◆ **Aim of the exercise**
Return the records word for word. Any pictures in them are not part of the copy.

Figure record extracts:
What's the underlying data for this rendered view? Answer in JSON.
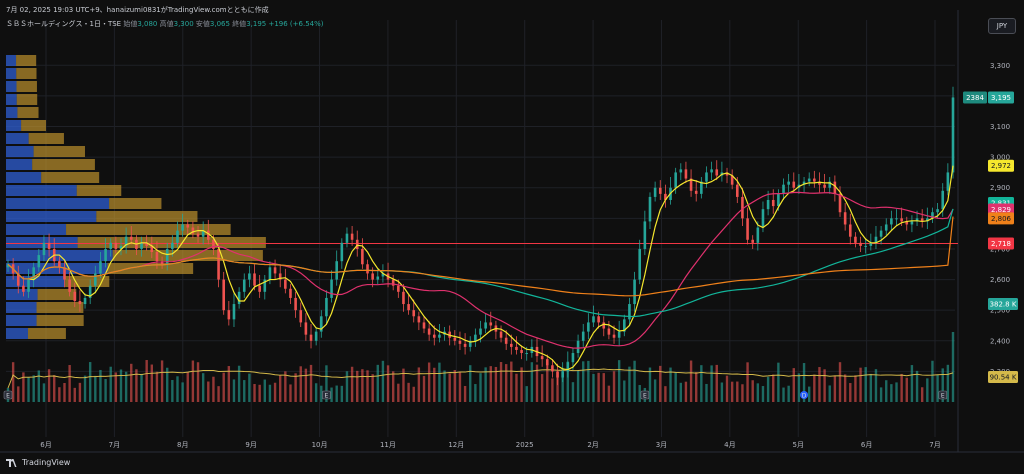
{
  "header": {
    "snapshot": "7月 02, 2025 19:03 UTC+9、hanaizumi0831がTradingView.comとともに作成",
    "symbol": "ＳＢＳホールディングス・1日・TSE",
    "ohlc": [
      {
        "label": "始値",
        "value": "3,080"
      },
      {
        "label": "高値",
        "value": "3,300"
      },
      {
        "label": "安値",
        "value": "3,065"
      },
      {
        "label": "終値",
        "value": "3,195"
      }
    ],
    "change": "+196 (+6.54%)"
  },
  "currency_button": "JPY",
  "footer": {
    "brand": "TradingView"
  },
  "colors": {
    "background": "#0f0f0f",
    "up": "#26a69a",
    "down": "#ef5350",
    "grid": "#1f2127",
    "ma_fast": "#f5e72d",
    "ma_mid": "#e0316e",
    "ma_slow": "#12b59a",
    "ma_long": "#f0811a",
    "volume_ma": "#d4b94a",
    "support_line": "#f23645",
    "profile_up": "#2f5fd3",
    "profile_down": "#c99a2e"
  },
  "chart_data": {
    "type": "candlestick",
    "title": "ＳＢＳホールディングス・1日・TSE",
    "y_ticks": [
      "3,300",
      "3,200",
      "3,100",
      "3,000",
      "2,900",
      "2,800",
      "2,700",
      "2,600",
      "2,500",
      "2,400",
      "2,300"
    ],
    "ylim": [
      2200,
      3350
    ],
    "x_ticks": [
      "6月",
      "7月",
      "8月",
      "9月",
      "10月",
      "11月",
      "12月",
      "2025",
      "2月",
      "3月",
      "4月",
      "5月",
      "6月",
      "7月"
    ],
    "grid": true,
    "closes": [
      2650,
      2620,
      2580,
      2560,
      2600,
      2640,
      2680,
      2720,
      2700,
      2660,
      2640,
      2600,
      2560,
      2530,
      2520,
      2540,
      2580,
      2620,
      2660,
      2700,
      2720,
      2700,
      2710,
      2740,
      2730,
      2700,
      2720,
      2710,
      2690,
      2660,
      2650,
      2700,
      2720,
      2760,
      2780,
      2770,
      2750,
      2740,
      2760,
      2730,
      2700,
      2600,
      2500,
      2470,
      2520,
      2560,
      2600,
      2620,
      2580,
      2560,
      2600,
      2640,
      2620,
      2600,
      2570,
      2540,
      2500,
      2460,
      2420,
      2400,
      2430,
      2480,
      2540,
      2600,
      2660,
      2720,
      2750,
      2730,
      2700,
      2650,
      2620,
      2600,
      2610,
      2620,
      2600,
      2580,
      2560,
      2520,
      2500,
      2480,
      2460,
      2440,
      2420,
      2410,
      2420,
      2430,
      2410,
      2400,
      2390,
      2380,
      2400,
      2420,
      2440,
      2460,
      2450,
      2430,
      2410,
      2390,
      2380,
      2370,
      2360,
      2360,
      2380,
      2350,
      2340,
      2320,
      2300,
      2280,
      2300,
      2330,
      2360,
      2400,
      2430,
      2460,
      2480,
      2460,
      2440,
      2420,
      2410,
      2430,
      2470,
      2520,
      2600,
      2700,
      2790,
      2870,
      2900,
      2880,
      2860,
      2900,
      2950,
      2960,
      2930,
      2890,
      2880,
      2920,
      2950,
      2960,
      2940,
      2950,
      2940,
      2910,
      2870,
      2800,
      2730,
      2720,
      2770,
      2830,
      2860,
      2840,
      2880,
      2910,
      2920,
      2900,
      2910,
      2920,
      2930,
      2920,
      2910,
      2900,
      2920,
      2880,
      2820,
      2780,
      2740,
      2720,
      2710,
      2710,
      2720,
      2740,
      2760,
      2780,
      2800,
      2800,
      2790,
      2780,
      2790,
      2800,
      2790,
      2800,
      2820,
      2830,
      2890,
      2950,
      3195
    ],
    "moving_averages": [
      {
        "period": 5,
        "last": 2972,
        "label": "2,972"
      },
      {
        "period": 25,
        "last": 2829,
        "label": "2,829"
      },
      {
        "period": 75,
        "last": 2831,
        "label": "2,831"
      },
      {
        "period": 200,
        "last": 2806,
        "label": "2,806"
      }
    ],
    "horizontal_line": {
      "value": 2718,
      "label": "2,718"
    },
    "price_tags": [
      {
        "label": "2384",
        "kind": "countdown"
      },
      {
        "label": "3,195",
        "kind": "last_price"
      },
      {
        "label": "2,972",
        "kind": "ma"
      },
      {
        "label": "2,831",
        "kind": "ma"
      },
      {
        "label": "2,829",
        "kind": "ma"
      },
      {
        "label": "2,806",
        "kind": "ma"
      },
      {
        "label": "2,718",
        "kind": "line"
      },
      {
        "label": "382.8 K",
        "kind": "volume"
      },
      {
        "label": "90.54 K",
        "kind": "volume_ma"
      }
    ],
    "volume": {
      "last": "382.8 K",
      "ma_last": "90.54 K"
    },
    "events": [
      {
        "symbol": "E",
        "index": 0
      },
      {
        "symbol": "E",
        "index": 62
      },
      {
        "symbol": "E",
        "index": 124
      },
      {
        "symbol": "D",
        "index": 155
      },
      {
        "symbol": "E",
        "index": 182
      },
      {
        "symbol": "E",
        "index": 238
      },
      {
        "symbol": "P",
        "index": 271
      }
    ]
  }
}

◆ **Right answer**
What's the underlying data for this rendered view? Answer in JSON.
{
  "header": {
    "snapshot": "7月 02, 2025 19:03 UTC+9、hanaizumi0831がTradingView.comとともに作成",
    "symbol": "ＳＢＳホールディングス・1日・TSE",
    "ohlc": [
      {
        "label": "始値",
        "value": "3,080"
      },
      {
        "label": "高値",
        "value": "3,300"
      },
      {
        "label": "安値",
        "value": "3,065"
      },
      {
        "label": "終値",
        "value": "3,195"
      }
    ],
    "change": "+196 (+6.54%)"
  },
  "currency_button": "JPY",
  "footer": {
    "brand": "TradingView"
  },
  "colors": {
    "background": "#0f0f0f",
    "up": "#26a69a",
    "down": "#ef5350",
    "grid": "#1f2127",
    "ma_fast": "#f5e72d",
    "ma_mid": "#e0316e",
    "ma_slow": "#12b59a",
    "ma_long": "#f0811a",
    "volume_ma": "#d4b94a",
    "support_line": "#f23645",
    "profile_up": "#2f5fd3",
    "profile_down": "#c99a2e"
  },
  "chart_data": {
    "type": "candlestick",
    "title": "ＳＢＳホールディングス・1日・TSE",
    "y_ticks": [
      "3,300",
      "3,200",
      "3,100",
      "3,000",
      "2,900",
      "2,800",
      "2,700",
      "2,600",
      "2,500",
      "2,400",
      "2,300"
    ],
    "ylim": [
      2200,
      3350
    ],
    "x_ticks": [
      "6月",
      "7月",
      "8月",
      "9月",
      "10月",
      "11月",
      "12月",
      "2025",
      "2月",
      "3月",
      "4月",
      "5月",
      "6月",
      "7月"
    ],
    "grid": true,
    "closes": [
      2650,
      2620,
      2580,
      2560,
      2600,
      2640,
      2680,
      2720,
      2700,
      2660,
      2640,
      2600,
      2560,
      2530,
      2520,
      2540,
      2580,
      2620,
      2660,
      2700,
      2720,
      2700,
      2710,
      2740,
      2730,
      2700,
      2720,
      2710,
      2690,
      2660,
      2650,
      2700,
      2720,
      2760,
      2780,
      2770,
      2750,
      2740,
      2760,
      2730,
      2700,
      2600,
      2500,
      2470,
      2520,
      2560,
      2600,
      2620,
      2580,
      2560,
      2600,
      2640,
      2620,
      2600,
      2570,
      2540,
      2500,
      2460,
      2420,
      2400,
      2430,
      2480,
      2540,
      2600,
      2660,
      2720,
      2750,
      2730,
      2700,
      2650,
      2620,
      2600,
      2610,
      2620,
      2600,
      2580,
      2560,
      2520,
      2500,
      2480,
      2460,
      2440,
      2420,
      2410,
      2420,
      2430,
      2410,
      2400,
      2390,
      2380,
      2400,
      2420,
      2440,
      2460,
      2450,
      2430,
      2410,
      2390,
      2380,
      2370,
      2360,
      2360,
      2380,
      2350,
      2340,
      2320,
      2300,
      2280,
      2300,
      2330,
      2360,
      2400,
      2430,
      2460,
      2480,
      2460,
      2440,
      2420,
      2410,
      2430,
      2470,
      2520,
      2600,
      2700,
      2790,
      2870,
      2900,
      2880,
      2860,
      2900,
      2950,
      2960,
      2930,
      2890,
      2880,
      2920,
      2950,
      2960,
      2940,
      2950,
      2940,
      2910,
      2870,
      2800,
      2730,
      2720,
      2770,
      2830,
      2860,
      2840,
      2880,
      2910,
      2920,
      2900,
      2910,
      2920,
      2930,
      2920,
      2910,
      2900,
      2920,
      2880,
      2820,
      2780,
      2740,
      2720,
      2710,
      2710,
      2720,
      2740,
      2760,
      2780,
      2800,
      2800,
      2790,
      2780,
      2790,
      2800,
      2790,
      2800,
      2820,
      2830,
      2890,
      2950,
      3195
    ],
    "moving_averages": [
      {
        "period": 5,
        "last": 2972,
        "label": "2,972"
      },
      {
        "period": 25,
        "last": 2829,
        "label": "2,829"
      },
      {
        "period": 75,
        "last": 2831,
        "label": "2,831"
      },
      {
        "period": 200,
        "last": 2806,
        "label": "2,806"
      }
    ],
    "horizontal_line": {
      "value": 2718,
      "label": "2,718"
    },
    "price_tags": [
      {
        "label": "2384",
        "kind": "countdown"
      },
      {
        "label": "3,195",
        "kind": "last_price"
      },
      {
        "label": "2,972",
        "kind": "ma"
      },
      {
        "label": "2,831",
        "kind": "ma"
      },
      {
        "label": "2,829",
        "kind": "ma"
      },
      {
        "label": "2,806",
        "kind": "ma"
      },
      {
        "label": "2,718",
        "kind": "line"
      },
      {
        "label": "382.8 K",
        "kind": "volume"
      },
      {
        "label": "90.54 K",
        "kind": "volume_ma"
      }
    ],
    "volume": {
      "last": "382.8 K",
      "ma_last": "90.54 K"
    },
    "events": [
      {
        "symbol": "E",
        "index": 0
      },
      {
        "symbol": "E",
        "index": 62
      },
      {
        "symbol": "E",
        "index": 124
      },
      {
        "symbol": "D",
        "index": 155
      },
      {
        "symbol": "E",
        "index": 182
      },
      {
        "symbol": "E",
        "index": 238
      },
      {
        "symbol": "P",
        "index": 271
      }
    ]
  }
}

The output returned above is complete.